* EXERCISE OBJECTIVE
Below are the records; copy each line in them that holds the word "LLYS".

* DATA ROWS
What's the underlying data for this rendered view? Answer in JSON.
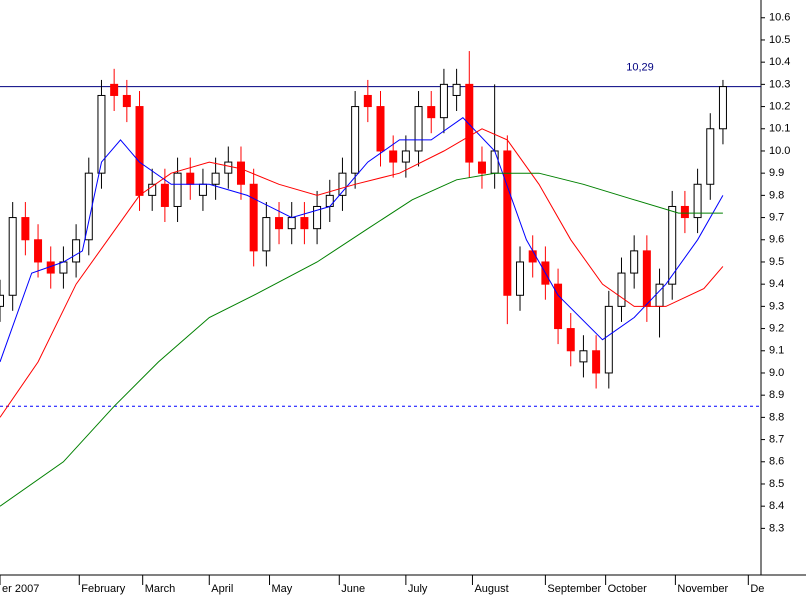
{
  "chart_data": {
    "type": "candlestick",
    "xlim": [
      0,
      240
    ],
    "ylim": [
      8.09,
      10.68
    ],
    "xticks": [
      {
        "value": 0,
        "label": "er 2007"
      },
      {
        "value": 25,
        "label": "February"
      },
      {
        "value": 45,
        "label": "March"
      },
      {
        "value": 66,
        "label": "April"
      },
      {
        "value": 85,
        "label": "May"
      },
      {
        "value": 107,
        "label": "June"
      },
      {
        "value": 128,
        "label": "July"
      },
      {
        "value": 149,
        "label": "August"
      },
      {
        "value": 172,
        "label": "September"
      },
      {
        "value": 191,
        "label": "October"
      },
      {
        "value": 213,
        "label": "November"
      },
      {
        "value": 236,
        "label": "De"
      }
    ],
    "yticks": [
      8.3,
      8.4,
      8.5,
      8.6,
      8.7,
      8.8,
      8.9,
      {
        "value": 9,
        "label": "9.0"
      },
      9.1,
      9.2,
      9.3,
      9.4,
      9.5,
      9.6,
      9.7,
      9.8,
      9.9,
      {
        "value": 10,
        "label": "10.0"
      },
      10.1,
      10.2,
      10.3,
      10.4,
      10.5,
      10.6
    ],
    "candles": {
      "up_color": "#ffffff",
      "down_color": "#ff0000",
      "x": [
        0,
        4,
        8,
        12,
        16,
        20,
        24,
        28,
        32,
        36,
        40,
        44,
        48,
        52,
        56,
        60,
        64,
        68,
        72,
        76,
        80,
        84,
        88,
        92,
        96,
        100,
        104,
        108,
        112,
        116,
        120,
        124,
        128,
        132,
        136,
        140,
        144,
        148,
        152,
        156,
        160,
        164,
        168,
        172,
        176,
        180,
        184,
        188,
        192,
        196,
        200,
        204,
        208,
        212,
        216,
        220,
        224,
        228
      ],
      "open": [
        9.3,
        9.35,
        9.7,
        9.6,
        9.5,
        9.45,
        9.5,
        9.6,
        9.9,
        10.3,
        10.25,
        10.2,
        9.8,
        9.85,
        9.75,
        9.9,
        9.8,
        9.85,
        9.9,
        9.95,
        9.85,
        9.55,
        9.7,
        9.65,
        9.7,
        9.65,
        9.75,
        9.8,
        9.9,
        10.25,
        10.2,
        10.0,
        9.95,
        10.0,
        10.2,
        10.15,
        10.25,
        10.3,
        9.95,
        9.9,
        10.0,
        9.35,
        9.55,
        9.5,
        9.4,
        9.2,
        9.05,
        9.1,
        9.0,
        9.3,
        9.45,
        9.55,
        9.3,
        9.4,
        9.75,
        9.7,
        9.85,
        10.1
      ],
      "high": [
        9.42,
        9.77,
        9.77,
        9.67,
        9.57,
        9.57,
        9.67,
        9.97,
        10.32,
        10.37,
        10.32,
        10.27,
        9.92,
        9.92,
        9.97,
        9.97,
        9.92,
        9.97,
        10.02,
        10.02,
        9.92,
        9.77,
        9.77,
        9.77,
        9.77,
        9.82,
        9.87,
        9.97,
        10.27,
        10.32,
        10.27,
        10.07,
        10.07,
        10.27,
        10.27,
        10.37,
        10.37,
        10.45,
        10.02,
        10.3,
        10.07,
        9.57,
        9.62,
        9.57,
        9.47,
        9.27,
        9.17,
        9.17,
        9.37,
        9.52,
        9.62,
        9.62,
        9.47,
        9.82,
        9.82,
        9.92,
        10.17,
        10.32
      ],
      "low": [
        9.23,
        9.28,
        9.53,
        9.43,
        9.38,
        9.38,
        9.43,
        9.53,
        9.83,
        10.18,
        10.13,
        9.73,
        9.73,
        9.68,
        9.68,
        9.78,
        9.73,
        9.78,
        9.83,
        9.78,
        9.48,
        9.48,
        9.58,
        9.58,
        9.58,
        9.58,
        9.68,
        9.73,
        9.83,
        10.13,
        9.93,
        9.88,
        9.88,
        9.93,
        10.08,
        10.08,
        10.18,
        9.88,
        9.83,
        9.83,
        9.22,
        9.28,
        9.43,
        9.33,
        9.13,
        9.03,
        8.98,
        8.93,
        8.93,
        9.23,
        9.38,
        9.23,
        9.16,
        9.33,
        9.63,
        9.63,
        9.78,
        10.03
      ],
      "close": [
        9.35,
        9.7,
        9.6,
        9.5,
        9.45,
        9.5,
        9.6,
        9.9,
        10.25,
        10.25,
        10.2,
        9.8,
        9.85,
        9.75,
        9.9,
        9.85,
        9.85,
        9.9,
        9.95,
        9.85,
        9.55,
        9.7,
        9.65,
        9.7,
        9.65,
        9.75,
        9.8,
        9.9,
        10.2,
        10.2,
        10.0,
        9.95,
        10.0,
        10.2,
        10.15,
        10.3,
        10.3,
        9.95,
        9.9,
        10.0,
        9.35,
        9.5,
        9.5,
        9.4,
        9.2,
        9.1,
        9.1,
        9.0,
        9.3,
        9.45,
        9.55,
        9.3,
        9.4,
        9.75,
        9.7,
        9.85,
        10.1,
        10.29
      ]
    },
    "series": [
      {
        "color": "#0000ff",
        "x": [
          0,
          10,
          20,
          26,
          32,
          38,
          44,
          54,
          66,
          78,
          92,
          104,
          116,
          126,
          136,
          146,
          156,
          166,
          176,
          190,
          200,
          210,
          220,
          228
        ],
        "values": [
          9.05,
          9.45,
          9.5,
          9.55,
          9.95,
          10.05,
          9.95,
          9.85,
          9.85,
          9.8,
          9.7,
          9.75,
          9.95,
          10.05,
          10.05,
          10.15,
          10.0,
          9.6,
          9.35,
          9.15,
          9.25,
          9.4,
          9.6,
          9.8
        ]
      },
      {
        "color": "#ff0000",
        "x": [
          0,
          12,
          24,
          34,
          44,
          54,
          66,
          76,
          88,
          100,
          112,
          126,
          140,
          152,
          160,
          170,
          180,
          190,
          200,
          210,
          222,
          228
        ],
        "values": [
          8.8,
          9.05,
          9.4,
          9.6,
          9.8,
          9.9,
          9.95,
          9.92,
          9.85,
          9.8,
          9.85,
          9.9,
          10.0,
          10.1,
          10.05,
          9.85,
          9.6,
          9.4,
          9.3,
          9.3,
          9.38,
          9.48
        ]
      },
      {
        "color": "#008000",
        "x": [
          0,
          20,
          36,
          50,
          66,
          80,
          100,
          116,
          130,
          144,
          156,
          170,
          184,
          200,
          214,
          228
        ],
        "values": [
          8.4,
          8.6,
          8.85,
          9.05,
          9.25,
          9.35,
          9.5,
          9.65,
          9.78,
          9.87,
          9.9,
          9.9,
          9.85,
          9.78,
          9.72,
          9.72
        ]
      }
    ],
    "reference_lines": [
      {
        "value": 10.29,
        "label": "10,29",
        "color": "#000080",
        "dashed": false
      },
      {
        "value": 8.85,
        "color": "#0000ff",
        "dashed": true
      }
    ]
  }
}
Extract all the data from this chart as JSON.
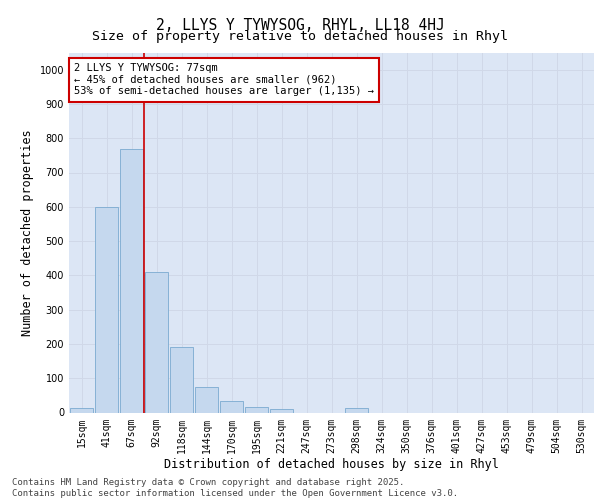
{
  "title_line1": "2, LLYS Y TYWYSOG, RHYL, LL18 4HJ",
  "title_line2": "Size of property relative to detached houses in Rhyl",
  "xlabel": "Distribution of detached houses by size in Rhyl",
  "ylabel": "Number of detached properties",
  "categories": [
    "15sqm",
    "41sqm",
    "67sqm",
    "92sqm",
    "118sqm",
    "144sqm",
    "170sqm",
    "195sqm",
    "221sqm",
    "247sqm",
    "273sqm",
    "298sqm",
    "324sqm",
    "350sqm",
    "376sqm",
    "401sqm",
    "427sqm",
    "453sqm",
    "479sqm",
    "504sqm",
    "530sqm"
  ],
  "values": [
    12,
    600,
    770,
    410,
    190,
    75,
    35,
    15,
    10,
    0,
    0,
    13,
    0,
    0,
    0,
    0,
    0,
    0,
    0,
    0,
    0
  ],
  "bar_color": "#c5d8ee",
  "bar_edge_color": "#7aaad0",
  "grid_color": "#d0d8e8",
  "background_color": "#dce6f5",
  "fig_background_color": "#ffffff",
  "vline_x_index": 2.5,
  "vline_color": "#cc0000",
  "annotation_text": "2 LLYS Y TYWYSOG: 77sqm\n← 45% of detached houses are smaller (962)\n53% of semi-detached houses are larger (1,135) →",
  "annotation_box_color": "#ffffff",
  "annotation_box_edge_color": "#cc0000",
  "ylim": [
    0,
    1050
  ],
  "yticks": [
    0,
    100,
    200,
    300,
    400,
    500,
    600,
    700,
    800,
    900,
    1000
  ],
  "footer_text": "Contains HM Land Registry data © Crown copyright and database right 2025.\nContains public sector information licensed under the Open Government Licence v3.0.",
  "title_fontsize": 10.5,
  "subtitle_fontsize": 9.5,
  "axis_label_fontsize": 8.5,
  "tick_fontsize": 7,
  "annotation_fontsize": 7.5,
  "footer_fontsize": 6.5
}
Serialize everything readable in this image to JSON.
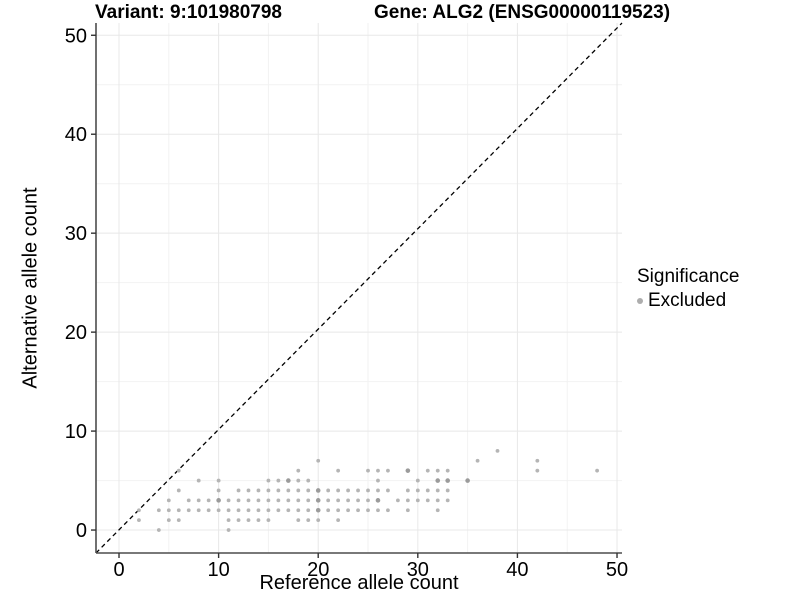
{
  "chart_data": {
    "type": "scatter",
    "title_variant": "Variant: 9:101980798",
    "title_gene": "Gene: ALG2 (ENSG00000119523)",
    "xlabel": "Reference allele count",
    "ylabel": "Alternative allele count",
    "xlim": [
      -2.31,
      50.5
    ],
    "ylim": [
      -2.32,
      51.24
    ],
    "xticks": [
      0,
      10,
      20,
      30,
      40,
      50
    ],
    "yticks": [
      0,
      10,
      20,
      30,
      40,
      50
    ],
    "xticks_minor": [
      5,
      15,
      25,
      35,
      45
    ],
    "yticks_minor": [
      5,
      15,
      25,
      35,
      45
    ],
    "grid": true,
    "identity_line": {
      "type": "y=x",
      "style": "dashed",
      "color": "#000000"
    },
    "legend": {
      "position": "right",
      "title": "Significance",
      "entries": [
        {
          "label": "Excluded",
          "color": "#adadad"
        }
      ]
    },
    "point_color": "#b5b5b5",
    "point_color_dense": "#9b9b9b",
    "series": [
      {
        "name": "Excluded",
        "points": [
          [
            4,
            0
          ],
          [
            11,
            0
          ],
          [
            2,
            1
          ],
          [
            5,
            1
          ],
          [
            6,
            1
          ],
          [
            11,
            1
          ],
          [
            12,
            1
          ],
          [
            13,
            1
          ],
          [
            14,
            1
          ],
          [
            15,
            1
          ],
          [
            18,
            1
          ],
          [
            19,
            1
          ],
          [
            20,
            1
          ],
          [
            22,
            1
          ],
          [
            2,
            2
          ],
          [
            4,
            2
          ],
          [
            5,
            2
          ],
          [
            6,
            2
          ],
          [
            7,
            2
          ],
          [
            8,
            2
          ],
          [
            9,
            2
          ],
          [
            10,
            2
          ],
          [
            11,
            2
          ],
          [
            12,
            2
          ],
          [
            13,
            2
          ],
          [
            14,
            2
          ],
          [
            15,
            2
          ],
          [
            16,
            2
          ],
          [
            17,
            2
          ],
          [
            18,
            2
          ],
          [
            19,
            2
          ],
          [
            20,
            2,
            2
          ],
          [
            21,
            2
          ],
          [
            22,
            2
          ],
          [
            23,
            2
          ],
          [
            24,
            2
          ],
          [
            25,
            2
          ],
          [
            26,
            2
          ],
          [
            27,
            2
          ],
          [
            29,
            2
          ],
          [
            32,
            2
          ],
          [
            5,
            3
          ],
          [
            7,
            3
          ],
          [
            8,
            3
          ],
          [
            9,
            3
          ],
          [
            10,
            3,
            2
          ],
          [
            11,
            3
          ],
          [
            12,
            3
          ],
          [
            13,
            3
          ],
          [
            14,
            3
          ],
          [
            15,
            3
          ],
          [
            16,
            3
          ],
          [
            17,
            3
          ],
          [
            18,
            3
          ],
          [
            19,
            3
          ],
          [
            20,
            3,
            2
          ],
          [
            21,
            3
          ],
          [
            22,
            3
          ],
          [
            23,
            3
          ],
          [
            24,
            3
          ],
          [
            25,
            3
          ],
          [
            26,
            3,
            2
          ],
          [
            28,
            3
          ],
          [
            29,
            3
          ],
          [
            30,
            3
          ],
          [
            31,
            3
          ],
          [
            32,
            3
          ],
          [
            33,
            3
          ],
          [
            6,
            4
          ],
          [
            10,
            4
          ],
          [
            12,
            4
          ],
          [
            13,
            4
          ],
          [
            14,
            4
          ],
          [
            15,
            4
          ],
          [
            16,
            4
          ],
          [
            17,
            4
          ],
          [
            18,
            4
          ],
          [
            19,
            4
          ],
          [
            20,
            4,
            2
          ],
          [
            21,
            4
          ],
          [
            22,
            4
          ],
          [
            23,
            4
          ],
          [
            24,
            4
          ],
          [
            25,
            4
          ],
          [
            26,
            4
          ],
          [
            27,
            4
          ],
          [
            29,
            4
          ],
          [
            30,
            4
          ],
          [
            31,
            4
          ],
          [
            32,
            4
          ],
          [
            33,
            4
          ],
          [
            8,
            5
          ],
          [
            10,
            5
          ],
          [
            15,
            5
          ],
          [
            16,
            5
          ],
          [
            17,
            5,
            2
          ],
          [
            18,
            5
          ],
          [
            19,
            5
          ],
          [
            26,
            5
          ],
          [
            30,
            5
          ],
          [
            32,
            5,
            2
          ],
          [
            33,
            5,
            2
          ],
          [
            35,
            5,
            2
          ],
          [
            6,
            6
          ],
          [
            18,
            6
          ],
          [
            22,
            6
          ],
          [
            25,
            6
          ],
          [
            26,
            6
          ],
          [
            27,
            6
          ],
          [
            29,
            6,
            2
          ],
          [
            31,
            6
          ],
          [
            32,
            6
          ],
          [
            33,
            6
          ],
          [
            42,
            6
          ],
          [
            48,
            6
          ],
          [
            20,
            7
          ],
          [
            36,
            7
          ],
          [
            42,
            7
          ],
          [
            38,
            8
          ]
        ]
      }
    ]
  }
}
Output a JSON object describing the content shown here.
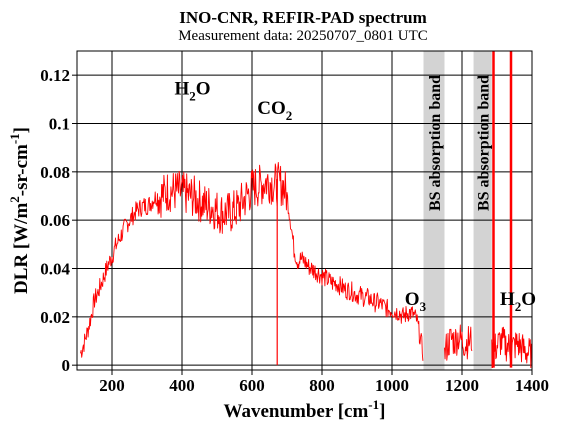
{
  "chart_data": {
    "type": "line",
    "title": "INO-CNR, REFIR-PAD spectrum",
    "subtitle": "Measurement data: 20250707_0801 UTC",
    "xlabel": "Wavenumber [cm-1]",
    "ylabel": "DLR [W/m2-sr-cm-1]",
    "xlim": [
      100,
      1400
    ],
    "ylim": [
      -0.002,
      0.13
    ],
    "xticks": [
      "200",
      "400",
      "600",
      "800",
      "1000",
      "1200",
      "1400"
    ],
    "xtick_values": [
      200,
      400,
      600,
      800,
      1000,
      1200,
      1400
    ],
    "yticks": [
      "0",
      "0.02",
      "0.04",
      "0.06",
      "0.08",
      "0.1",
      "0.12"
    ],
    "ytick_values": [
      0,
      0.02,
      0.04,
      0.06,
      0.08,
      0.1,
      0.12
    ],
    "grid": true,
    "line_color": "#ff0000",
    "band_color": "#d3d3d3",
    "annotations": [
      {
        "label": "H2O",
        "base": "H",
        "sub": "2",
        "rest": "O",
        "x": 430,
        "y": 0.112
      },
      {
        "label": "CO2",
        "base": "CO",
        "sub": "2",
        "rest": "",
        "x": 665,
        "y": 0.104
      },
      {
        "label": "O3",
        "base": "O",
        "sub": "3",
        "rest": "",
        "x": 1067,
        "y": 0.025
      },
      {
        "label": "H2O",
        "base": "H",
        "sub": "2",
        "rest": "O",
        "x": 1360,
        "y": 0.025
      }
    ],
    "bands": [
      {
        "label": "BS absorption band",
        "x0": 1090,
        "x1": 1150
      },
      {
        "label": "BS absorption band",
        "x0": 1233,
        "x1": 1285
      }
    ],
    "series": [
      {
        "x": [
          110,
          120,
          130,
          140,
          150,
          160,
          170,
          180,
          190,
          200,
          210,
          220,
          230,
          240,
          250,
          260,
          270,
          280,
          290,
          300,
          310,
          320,
          330,
          340,
          350,
          360,
          370,
          380,
          390,
          400,
          410,
          420,
          430,
          440,
          450,
          460,
          470,
          480,
          490,
          500,
          510,
          520,
          530,
          540,
          550,
          560,
          570,
          580,
          590,
          600,
          610,
          620,
          630,
          640,
          650,
          660,
          670,
          680,
          690,
          700,
          710,
          720,
          730,
          740,
          750,
          760,
          770,
          780,
          790,
          800,
          810,
          820,
          830,
          840,
          850,
          860,
          870,
          880,
          890,
          900,
          910,
          920,
          930,
          940,
          950,
          960,
          970,
          980,
          990,
          1000,
          1010,
          1020,
          1030,
          1040,
          1050,
          1060,
          1070,
          1080,
          1090,
          1150,
          1160,
          1170,
          1180,
          1190,
          1200,
          1210,
          1220,
          1230,
          1285,
          1290,
          1300,
          1310,
          1320,
          1330,
          1340,
          1350,
          1360,
          1370,
          1380,
          1390,
          1400
        ],
        "y": [
          0.005,
          0.009,
          0.014,
          0.02,
          0.027,
          0.03,
          0.034,
          0.038,
          0.042,
          0.045,
          0.049,
          0.052,
          0.055,
          0.058,
          0.06,
          0.062,
          0.064,
          0.065,
          0.066,
          0.066,
          0.067,
          0.069,
          0.07,
          0.07,
          0.071,
          0.072,
          0.072,
          0.072,
          0.072,
          0.071,
          0.071,
          0.07,
          0.07,
          0.069,
          0.068,
          0.067,
          0.066,
          0.066,
          0.065,
          0.064,
          0.063,
          0.063,
          0.063,
          0.063,
          0.064,
          0.065,
          0.067,
          0.069,
          0.071,
          0.073,
          0.074,
          0.074,
          0.075,
          0.076,
          0.076,
          0.075,
          0.075,
          0.075,
          0.074,
          0.07,
          0.06,
          0.048,
          0.043,
          0.044,
          0.043,
          0.041,
          0.04,
          0.039,
          0.038,
          0.037,
          0.036,
          0.035,
          0.034,
          0.034,
          0.033,
          0.032,
          0.031,
          0.031,
          0.03,
          0.029,
          0.029,
          0.028,
          0.028,
          0.027,
          0.026,
          0.026,
          0.025,
          0.024,
          0.023,
          0.023,
          0.022,
          0.022,
          0.02,
          0.021,
          0.022,
          0.021,
          0.019,
          0.012,
          0.004,
          0.005,
          0.009,
          0.011,
          0.01,
          0.012,
          0.01,
          0.009,
          0.01,
          0.011,
          0.004,
          0.006,
          0.008,
          0.01,
          0.009,
          0.008,
          0.007,
          0.008,
          0.009,
          0.007,
          0.006,
          0.005,
          0.004
        ]
      }
    ],
    "spikes": [
      {
        "x": 672,
        "y0": 0,
        "y1": 0.077
      },
      {
        "x": 1290,
        "y0": -0.001,
        "y1": 0.13
      },
      {
        "x": 1340,
        "y0": -0.001,
        "y1": 0.13
      }
    ]
  }
}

* REPLY
  "title_line1": "2, LLYS Y TYWYSOG, RHYL, LL18 4HJ",
  "annotation_text": "2 LLYS Y TYWYSOG: 77sqm\n← 45% of detached houses are smaller (962)\n53% of semi-detached houses are larger (1,135) →",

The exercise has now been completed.